Saxo Bank Migrates Its Spread Bet Offering over to Capital Spreads, LCG

Friday, 20/03/2015 | 19:58 GMT by Adil Siddiqui
  • Danish financial services provider, Saxo Bank, is withdrawing its spread betting product for UK and Irish customers, the firm will transfer the business over to Capital Spreads, a trading name of LCG.
Saxo Bank Migrates Its Spread Bet Offering over to Capital Spreads, LCG
rp_saxo_bank_logo-150x150.png

Saxo Spreads, the firm’s spread betting division, issued a notification to clients today informing them that it was withdrawing its services and migrating the business over to Capital Spreads. Saxo entered the space in 2009 after financial markets benefited from a post-2008 recession boost in volumes. However, with an overall decline in the number of active traders in the region, the firm has decided to withdraw its service.

Saxo Bank was unavailable for comment.

In the note the firm stated: “From 28th March 2015 your Saxo Spreads account will move to Capital Spreads.”

The firm’s website has not been updated and still displays the Saxo Spreads brand, however, upon applying for a new account the page redirects to the Capital Spreads website.

The firm was using services provided by spread betting specialist, London Capital Group, under the Capital Spreads brand, a trading name of LCG. Clients have been advised on how they can continue to use the services offered by Capital Spreads, however an option to close the account has also been provided. The email was sent by James Watts, Head of Partnerships.

Saxo entered the market in 2009, according to the FCA register it received its appointed representative license under the banner of LCG on the 29th of January, 2009. The firm offered a range of instruments including, rolling and futures stock indices, commodities, bonds, single stocks and FX. The firm offered competitive pricing on instruments, with spreads on the FTSE quoted as 1 pip, during UK trading hours.

Saxo Bank Bullish for 2015

Saxo Bank was the latest provider to issue its annual earnings data, the firm like its peers, showed positive earnings for the year-end 2014 with both net profits and client deposits, in the green. In its annual report, the firm commented on its futures, plans among other topics, it said: “Saxo Bank expects to continue the on-going development of its traditional trading business. The focus remains on clients, efficiency, profitability and optimisation of the entire value chain.

· · · ·

## PROBLEM
Return, word for word, the passage of the Saxo Bank article starting with "In the note" and going on through "Capital Spreads website.".

## STORED DATA
· · · ·

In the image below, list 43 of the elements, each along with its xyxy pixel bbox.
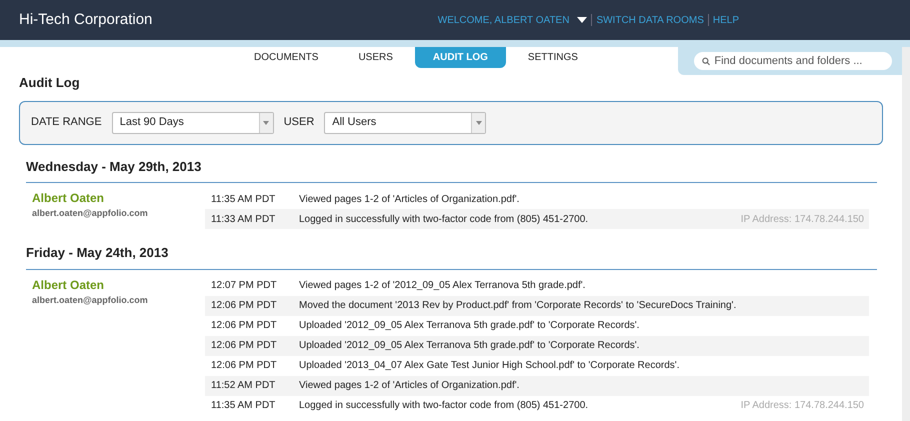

· · · ·

## FULL ANSWER
In the note the firm stated: “From 28th March 2015 your Saxo Spreads account will move to Capital Spreads.”

The firm’s website has not been updated and still displays the Saxo Spreads brand, however, upon applying for a new account the page redirects to the Capital Spreads website.